--- AIM OF THE EXERCISE ---
Your copy of the material must match it exactly, except that pictures are dropped.

┌────────

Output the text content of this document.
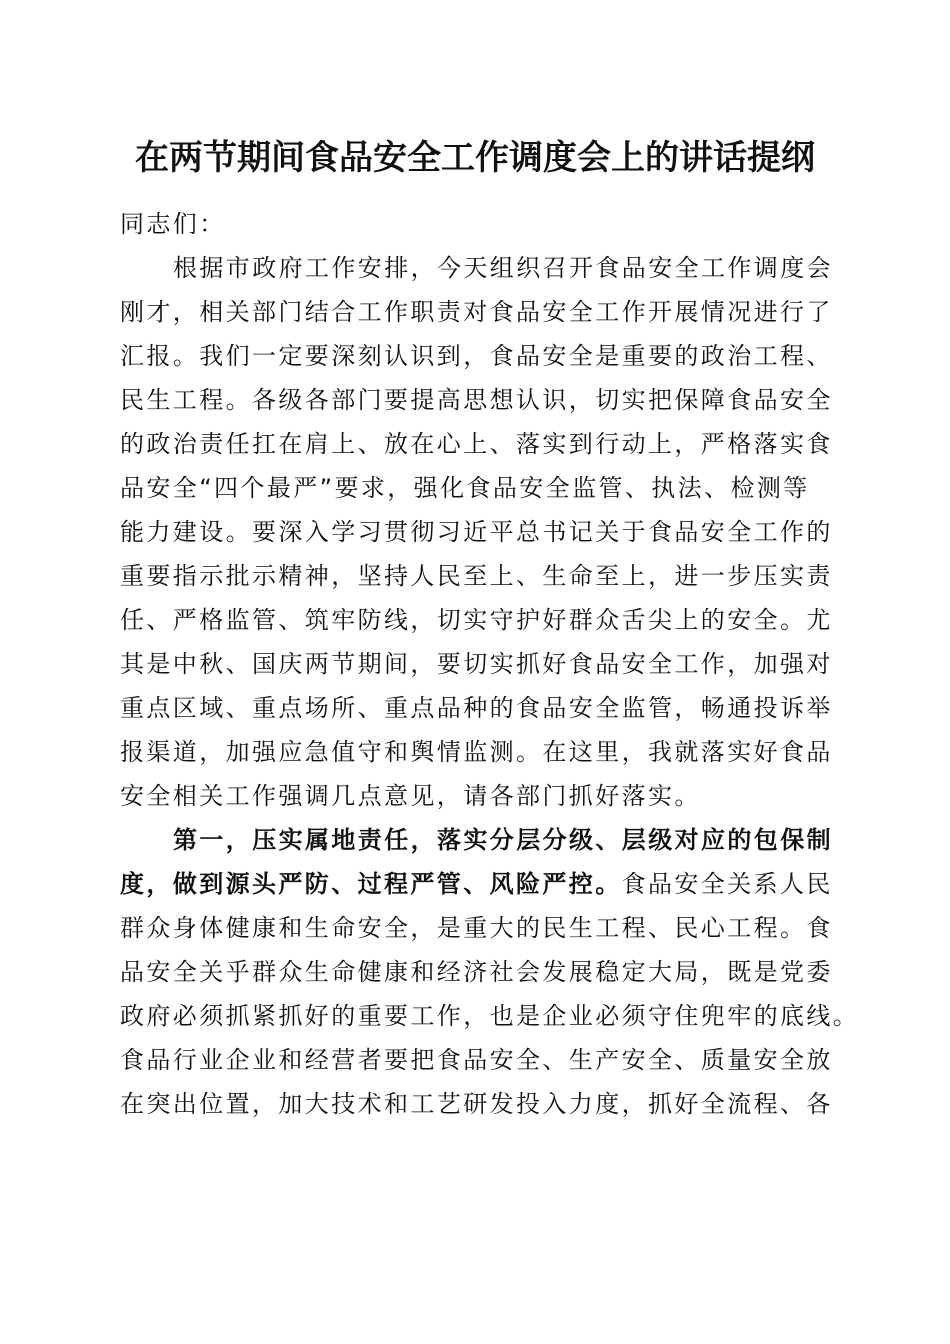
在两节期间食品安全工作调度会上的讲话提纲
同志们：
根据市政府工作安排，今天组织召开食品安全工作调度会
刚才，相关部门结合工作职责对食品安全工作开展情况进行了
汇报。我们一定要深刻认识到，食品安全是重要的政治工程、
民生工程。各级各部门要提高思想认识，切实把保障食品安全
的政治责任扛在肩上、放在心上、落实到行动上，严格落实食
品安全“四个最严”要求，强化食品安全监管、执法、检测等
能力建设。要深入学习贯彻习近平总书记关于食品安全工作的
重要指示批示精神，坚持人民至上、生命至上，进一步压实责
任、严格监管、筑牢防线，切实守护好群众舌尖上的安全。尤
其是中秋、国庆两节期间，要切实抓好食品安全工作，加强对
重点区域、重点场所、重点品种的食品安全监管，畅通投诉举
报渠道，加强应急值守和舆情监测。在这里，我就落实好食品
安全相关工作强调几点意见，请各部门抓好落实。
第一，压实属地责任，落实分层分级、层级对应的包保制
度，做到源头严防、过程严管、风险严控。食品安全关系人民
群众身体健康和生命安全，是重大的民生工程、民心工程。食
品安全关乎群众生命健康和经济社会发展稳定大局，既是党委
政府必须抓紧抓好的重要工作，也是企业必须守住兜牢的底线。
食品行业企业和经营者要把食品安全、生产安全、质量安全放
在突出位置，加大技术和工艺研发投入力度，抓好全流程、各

└────────

--- WRITTEN SOLUTION ---
Output the text content of this document.
在两节期间食品安全工作调度会上的讲话提纲
同志们：
根据市政府工作安排，今天组织召开食品安全工作调度会
刚才，相关部门结合工作职责对食品安全工作开展情况进行了
汇报。我们一定要深刻认识到，食品安全是重要的政治工程、
民生工程。各级各部门要提高思想认识，切实把保障食品安全
的政治责任扛在肩上、放在心上、落实到行动上，严格落实食
品安全“四个最严”要求，强化食品安全监管、执法、检测等
能力建设。要深入学习贯彻习近平总书记关于食品安全工作的
重要指示批示精神，坚持人民至上、生命至上，进一步压实责
任、严格监管、筑牢防线，切实守护好群众舌尖上的安全。尤
其是中秋、国庆两节期间，要切实抓好食品安全工作，加强对
重点区域、重点场所、重点品种的食品安全监管，畅通投诉举
报渠道，加强应急值守和舆情监测。在这里，我就落实好食品
安全相关工作强调几点意见，请各部门抓好落实。
第一，压实属地责任，落实分层分级、层级对应的包保制
度，做到源头严防、过程严管、风险严控。食品安全关系人民
群众身体健康和生命安全，是重大的民生工程、民心工程。食
品安全关乎群众生命健康和经济社会发展稳定大局，既是党委
政府必须抓紧抓好的重要工作，也是企业必须守住兜牢的底线。
食品行业企业和经营者要把食品安全、生产安全、质量安全放
在突出位置，加大技术和工艺研发投入力度，抓好全流程、各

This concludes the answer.